Work to be completed:
Copy all the material that follows, keeping every character the same.

Supplied material:
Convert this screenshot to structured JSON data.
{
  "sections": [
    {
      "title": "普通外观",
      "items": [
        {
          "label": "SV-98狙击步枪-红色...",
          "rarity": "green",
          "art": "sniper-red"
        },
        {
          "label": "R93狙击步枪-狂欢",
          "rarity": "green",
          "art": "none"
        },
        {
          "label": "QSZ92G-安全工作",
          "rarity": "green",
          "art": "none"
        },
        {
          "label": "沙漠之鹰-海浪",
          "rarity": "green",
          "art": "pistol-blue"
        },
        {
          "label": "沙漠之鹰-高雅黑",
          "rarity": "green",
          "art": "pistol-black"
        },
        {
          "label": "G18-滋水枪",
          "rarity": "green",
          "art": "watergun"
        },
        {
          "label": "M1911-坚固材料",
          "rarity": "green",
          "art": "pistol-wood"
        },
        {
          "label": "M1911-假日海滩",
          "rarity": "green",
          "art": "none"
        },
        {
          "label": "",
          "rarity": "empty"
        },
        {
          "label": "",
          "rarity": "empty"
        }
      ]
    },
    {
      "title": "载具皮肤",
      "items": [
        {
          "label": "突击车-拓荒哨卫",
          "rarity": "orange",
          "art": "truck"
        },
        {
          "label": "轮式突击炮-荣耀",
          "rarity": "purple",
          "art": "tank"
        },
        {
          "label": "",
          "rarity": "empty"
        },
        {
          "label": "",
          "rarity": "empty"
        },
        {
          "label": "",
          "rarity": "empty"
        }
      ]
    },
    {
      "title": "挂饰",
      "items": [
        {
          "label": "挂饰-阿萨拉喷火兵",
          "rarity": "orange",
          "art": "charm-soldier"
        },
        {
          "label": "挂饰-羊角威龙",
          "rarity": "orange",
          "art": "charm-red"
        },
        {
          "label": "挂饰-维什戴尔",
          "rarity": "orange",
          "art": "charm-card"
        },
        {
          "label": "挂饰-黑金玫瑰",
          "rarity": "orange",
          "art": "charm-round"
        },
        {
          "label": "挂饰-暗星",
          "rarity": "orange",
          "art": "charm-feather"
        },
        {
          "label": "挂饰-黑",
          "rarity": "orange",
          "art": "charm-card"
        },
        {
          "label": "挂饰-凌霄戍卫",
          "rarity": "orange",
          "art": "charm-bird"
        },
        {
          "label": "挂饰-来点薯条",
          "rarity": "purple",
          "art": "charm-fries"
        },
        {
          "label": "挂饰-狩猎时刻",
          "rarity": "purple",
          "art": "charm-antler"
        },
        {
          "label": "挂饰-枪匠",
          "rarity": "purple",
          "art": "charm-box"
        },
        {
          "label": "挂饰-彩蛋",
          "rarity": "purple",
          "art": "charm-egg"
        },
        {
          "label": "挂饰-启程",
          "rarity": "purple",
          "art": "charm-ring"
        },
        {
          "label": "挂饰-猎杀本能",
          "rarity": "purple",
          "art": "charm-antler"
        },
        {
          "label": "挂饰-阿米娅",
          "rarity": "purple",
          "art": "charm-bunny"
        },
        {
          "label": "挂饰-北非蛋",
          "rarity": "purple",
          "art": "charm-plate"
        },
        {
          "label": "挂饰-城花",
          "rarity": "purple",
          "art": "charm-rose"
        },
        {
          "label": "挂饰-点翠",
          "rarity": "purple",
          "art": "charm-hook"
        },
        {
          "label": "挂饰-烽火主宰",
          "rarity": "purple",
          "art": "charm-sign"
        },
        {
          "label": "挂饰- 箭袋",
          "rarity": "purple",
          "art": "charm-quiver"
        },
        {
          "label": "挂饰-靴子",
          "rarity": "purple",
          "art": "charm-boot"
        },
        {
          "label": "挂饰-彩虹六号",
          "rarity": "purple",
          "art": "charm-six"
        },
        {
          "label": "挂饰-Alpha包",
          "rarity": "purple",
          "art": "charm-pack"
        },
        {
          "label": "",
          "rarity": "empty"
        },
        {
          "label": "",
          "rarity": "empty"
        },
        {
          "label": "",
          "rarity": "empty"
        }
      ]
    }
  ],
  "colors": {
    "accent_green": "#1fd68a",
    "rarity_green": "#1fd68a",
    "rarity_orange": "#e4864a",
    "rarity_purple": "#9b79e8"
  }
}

Expected answer:
Convert this screenshot to structured JSON data.
{
  "sections": [
    {
      "title": "普通外观",
      "items": [
        {
          "label": "SV-98狙击步枪-红色...",
          "rarity": "green",
          "art": "sniper-red"
        },
        {
          "label": "R93狙击步枪-狂欢",
          "rarity": "green",
          "art": "none"
        },
        {
          "label": "QSZ92G-安全工作",
          "rarity": "green",
          "art": "none"
        },
        {
          "label": "沙漠之鹰-海浪",
          "rarity": "green",
          "art": "pistol-blue"
        },
        {
          "label": "沙漠之鹰-高雅黑",
          "rarity": "green",
          "art": "pistol-black"
        },
        {
          "label": "G18-滋水枪",
          "rarity": "green",
          "art": "watergun"
        },
        {
          "label": "M1911-坚固材料",
          "rarity": "green",
          "art": "pistol-wood"
        },
        {
          "label": "M1911-假日海滩",
          "rarity": "green",
          "art": "none"
        },
        {
          "label": "",
          "rarity": "empty"
        },
        {
          "label": "",
          "rarity": "empty"
        }
      ]
    },
    {
      "title": "载具皮肤",
      "items": [
        {
          "label": "突击车-拓荒哨卫",
          "rarity": "orange",
          "art": "truck"
        },
        {
          "label": "轮式突击炮-荣耀",
          "rarity": "purple",
          "art": "tank"
        },
        {
          "label": "",
          "rarity": "empty"
        },
        {
          "label": "",
          "rarity": "empty"
        },
        {
          "label": "",
          "rarity": "empty"
        }
      ]
    },
    {
      "title": "挂饰",
      "items": [
        {
          "label": "挂饰-阿萨拉喷火兵",
          "rarity": "orange",
          "art": "charm-soldier"
        },
        {
          "label": "挂饰-羊角威龙",
          "rarity": "orange",
          "art": "charm-red"
        },
        {
          "label": "挂饰-维什戴尔",
          "rarity": "orange",
          "art": "charm-card"
        },
        {
          "label": "挂饰-黑金玫瑰",
          "rarity": "orange",
          "art": "charm-round"
        },
        {
          "label": "挂饰-暗星",
          "rarity": "orange",
          "art": "charm-feather"
        },
        {
          "label": "挂饰-黑",
          "rarity": "orange",
          "art": "charm-card"
        },
        {
          "label": "挂饰-凌霄戍卫",
          "rarity": "orange",
          "art": "charm-bird"
        },
        {
          "label": "挂饰-来点薯条",
          "rarity": "purple",
          "art": "charm-fries"
        },
        {
          "label": "挂饰-狩猎时刻",
          "rarity": "purple",
          "art": "charm-antler"
        },
        {
          "label": "挂饰-枪匠",
          "rarity": "purple",
          "art": "charm-box"
        },
        {
          "label": "挂饰-彩蛋",
          "rarity": "purple",
          "art": "charm-egg"
        },
        {
          "label": "挂饰-启程",
          "rarity": "purple",
          "art": "charm-ring"
        },
        {
          "label": "挂饰-猎杀本能",
          "rarity": "purple",
          "art": "charm-antler"
        },
        {
          "label": "挂饰-阿米娅",
          "rarity": "purple",
          "art": "charm-bunny"
        },
        {
          "label": "挂饰-北非蛋",
          "rarity": "purple",
          "art": "charm-plate"
        },
        {
          "label": "挂饰-城花",
          "rarity": "purple",
          "art": "charm-rose"
        },
        {
          "label": "挂饰-点翠",
          "rarity": "purple",
          "art": "charm-hook"
        },
        {
          "label": "挂饰-烽火主宰",
          "rarity": "purple",
          "art": "charm-sign"
        },
        {
          "label": "挂饰- 箭袋",
          "rarity": "purple",
          "art": "charm-quiver"
        },
        {
          "label": "挂饰-靴子",
          "rarity": "purple",
          "art": "charm-boot"
        },
        {
          "label": "挂饰-彩虹六号",
          "rarity": "purple",
          "art": "charm-six"
        },
        {
          "label": "挂饰-Alpha包",
          "rarity": "purple",
          "art": "charm-pack"
        },
        {
          "label": "",
          "rarity": "empty"
        },
        {
          "label": "",
          "rarity": "empty"
        },
        {
          "label": "",
          "rarity": "empty"
        }
      ]
    }
  ],
  "colors": {
    "accent_green": "#1fd68a",
    "rarity_green": "#1fd68a",
    "rarity_orange": "#e4864a",
    "rarity_purple": "#9b79e8"
  }
}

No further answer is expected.